** BEGIN Records for this task **

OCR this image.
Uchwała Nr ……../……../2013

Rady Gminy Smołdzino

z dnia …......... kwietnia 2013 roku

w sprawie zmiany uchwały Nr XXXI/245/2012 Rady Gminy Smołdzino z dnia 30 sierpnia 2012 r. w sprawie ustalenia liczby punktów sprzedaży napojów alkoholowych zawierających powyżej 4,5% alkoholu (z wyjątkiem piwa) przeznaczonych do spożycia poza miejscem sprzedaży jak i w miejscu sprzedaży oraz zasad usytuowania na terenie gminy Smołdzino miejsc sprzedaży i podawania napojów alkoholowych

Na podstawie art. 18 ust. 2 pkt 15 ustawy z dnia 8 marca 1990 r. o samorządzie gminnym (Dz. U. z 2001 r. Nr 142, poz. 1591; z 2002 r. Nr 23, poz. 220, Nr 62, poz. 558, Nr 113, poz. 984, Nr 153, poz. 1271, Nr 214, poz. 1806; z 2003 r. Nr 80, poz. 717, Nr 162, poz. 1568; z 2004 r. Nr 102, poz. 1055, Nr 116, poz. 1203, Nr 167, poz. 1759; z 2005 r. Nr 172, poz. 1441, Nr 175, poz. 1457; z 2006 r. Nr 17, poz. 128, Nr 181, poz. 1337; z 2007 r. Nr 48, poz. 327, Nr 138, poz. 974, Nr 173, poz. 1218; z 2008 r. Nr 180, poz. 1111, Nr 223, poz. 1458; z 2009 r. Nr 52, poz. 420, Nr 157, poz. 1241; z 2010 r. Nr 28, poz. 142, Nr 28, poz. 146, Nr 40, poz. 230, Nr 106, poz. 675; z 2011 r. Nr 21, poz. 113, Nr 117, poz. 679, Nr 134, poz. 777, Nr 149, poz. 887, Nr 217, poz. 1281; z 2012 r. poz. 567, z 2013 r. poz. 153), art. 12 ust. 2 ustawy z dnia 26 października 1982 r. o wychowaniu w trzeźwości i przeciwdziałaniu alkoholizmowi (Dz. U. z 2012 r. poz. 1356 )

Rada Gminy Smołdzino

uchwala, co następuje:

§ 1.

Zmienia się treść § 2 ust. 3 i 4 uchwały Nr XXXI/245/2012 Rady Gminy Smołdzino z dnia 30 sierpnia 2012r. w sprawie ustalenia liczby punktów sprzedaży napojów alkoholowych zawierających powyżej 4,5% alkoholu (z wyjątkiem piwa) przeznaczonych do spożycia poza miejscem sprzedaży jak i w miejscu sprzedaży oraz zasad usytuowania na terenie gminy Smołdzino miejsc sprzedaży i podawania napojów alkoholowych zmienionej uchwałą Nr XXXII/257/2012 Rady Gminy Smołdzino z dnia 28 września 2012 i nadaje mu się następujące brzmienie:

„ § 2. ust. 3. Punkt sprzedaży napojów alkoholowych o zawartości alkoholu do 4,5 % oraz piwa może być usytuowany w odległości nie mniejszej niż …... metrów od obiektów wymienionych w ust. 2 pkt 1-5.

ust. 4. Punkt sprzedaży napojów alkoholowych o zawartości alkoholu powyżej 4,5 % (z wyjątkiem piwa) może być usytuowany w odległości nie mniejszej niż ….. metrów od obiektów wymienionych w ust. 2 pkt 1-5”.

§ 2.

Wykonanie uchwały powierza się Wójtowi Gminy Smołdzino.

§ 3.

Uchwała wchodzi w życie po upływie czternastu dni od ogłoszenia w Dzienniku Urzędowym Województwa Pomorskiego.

** END Records for this task **

- What needs to be done -
Reproduce each line holding the word "metrów".

- Worked answer -
„ § 2. ust. 3. Punkt sprzedaży napojów alkoholowych o zawartości alkoholu do 4,5 % oraz piwa może być usytuowany w odległości nie mniejszej niż …... metrów od obiektów wymienionych w ust. 2 pkt 1-5.
ust. 4. Punkt sprzedaży napojów alkoholowych o zawartości alkoholu powyżej 4,5 % (z wyjątkiem piwa) może być usytuowany w odległości nie mniejszej niż ….. metrów od obiektów wymienionych w ust. 2 pkt 1-5”.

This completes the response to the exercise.